Items:
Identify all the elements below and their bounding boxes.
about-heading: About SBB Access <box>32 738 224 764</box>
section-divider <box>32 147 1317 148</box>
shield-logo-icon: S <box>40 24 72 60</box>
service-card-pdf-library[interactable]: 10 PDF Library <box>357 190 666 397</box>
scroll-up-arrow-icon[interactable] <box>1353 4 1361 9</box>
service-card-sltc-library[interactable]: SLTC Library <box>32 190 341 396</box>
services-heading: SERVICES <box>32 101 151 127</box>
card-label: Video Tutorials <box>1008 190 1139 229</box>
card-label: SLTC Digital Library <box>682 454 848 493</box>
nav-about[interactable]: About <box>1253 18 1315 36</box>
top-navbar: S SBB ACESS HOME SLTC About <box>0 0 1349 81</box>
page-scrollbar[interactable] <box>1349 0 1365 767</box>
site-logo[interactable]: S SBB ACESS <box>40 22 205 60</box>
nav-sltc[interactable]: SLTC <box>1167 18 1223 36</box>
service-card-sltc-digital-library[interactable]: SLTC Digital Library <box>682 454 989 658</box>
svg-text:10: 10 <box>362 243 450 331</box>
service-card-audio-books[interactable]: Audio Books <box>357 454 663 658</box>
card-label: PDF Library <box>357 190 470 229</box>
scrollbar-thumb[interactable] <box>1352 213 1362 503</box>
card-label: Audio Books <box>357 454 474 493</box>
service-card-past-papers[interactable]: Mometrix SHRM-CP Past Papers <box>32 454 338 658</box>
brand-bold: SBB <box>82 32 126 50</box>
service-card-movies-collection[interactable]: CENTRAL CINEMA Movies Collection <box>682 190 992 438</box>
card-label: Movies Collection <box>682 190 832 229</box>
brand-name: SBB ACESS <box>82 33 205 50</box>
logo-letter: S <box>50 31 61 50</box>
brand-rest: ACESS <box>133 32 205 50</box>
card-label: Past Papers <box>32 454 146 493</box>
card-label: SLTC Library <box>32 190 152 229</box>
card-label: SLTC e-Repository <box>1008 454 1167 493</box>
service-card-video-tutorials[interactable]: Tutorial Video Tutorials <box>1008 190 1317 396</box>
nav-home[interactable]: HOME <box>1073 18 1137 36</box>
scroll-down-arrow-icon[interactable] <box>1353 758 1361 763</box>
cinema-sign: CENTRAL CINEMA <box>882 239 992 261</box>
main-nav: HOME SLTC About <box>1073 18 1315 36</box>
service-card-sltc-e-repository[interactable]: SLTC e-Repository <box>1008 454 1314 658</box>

Requirements: Rewrite the rows from the first one through the line holding "card-label: Audio Books", inclusive, replacing "card-label" with "card-title" and leaving everything else unchanged.

Complete output:
Identify all the elements below and their bounding boxes.
about-heading: About SBB Access <box>32 738 224 764</box>
section-divider <box>32 147 1317 148</box>
shield-logo-icon: S <box>40 24 72 60</box>
service-card-pdf-library[interactable]: 10 PDF Library <box>357 190 666 397</box>
scroll-up-arrow-icon[interactable] <box>1353 4 1361 9</box>
service-card-sltc-library[interactable]: SLTC Library <box>32 190 341 396</box>
services-heading: SERVICES <box>32 101 151 127</box>
card-title: Video Tutorials <box>1008 190 1139 229</box>
card-title: SLTC Digital Library <box>682 454 848 493</box>
nav-about[interactable]: About <box>1253 18 1315 36</box>
top-navbar: S SBB ACESS HOME SLTC About <box>0 0 1349 81</box>
page-scrollbar[interactable] <box>1349 0 1365 767</box>
site-logo[interactable]: S SBB ACESS <box>40 22 205 60</box>
nav-sltc[interactable]: SLTC <box>1167 18 1223 36</box>
service-card-sltc-digital-library[interactable]: SLTC Digital Library <box>682 454 989 658</box>
svg-text:10: 10 <box>362 243 450 331</box>
service-card-audio-books[interactable]: Audio Books <box>357 454 663 658</box>
card-title: PDF Library <box>357 190 470 229</box>
scrollbar-thumb[interactable] <box>1352 213 1362 503</box>
card-title: Audio Books <box>357 454 474 493</box>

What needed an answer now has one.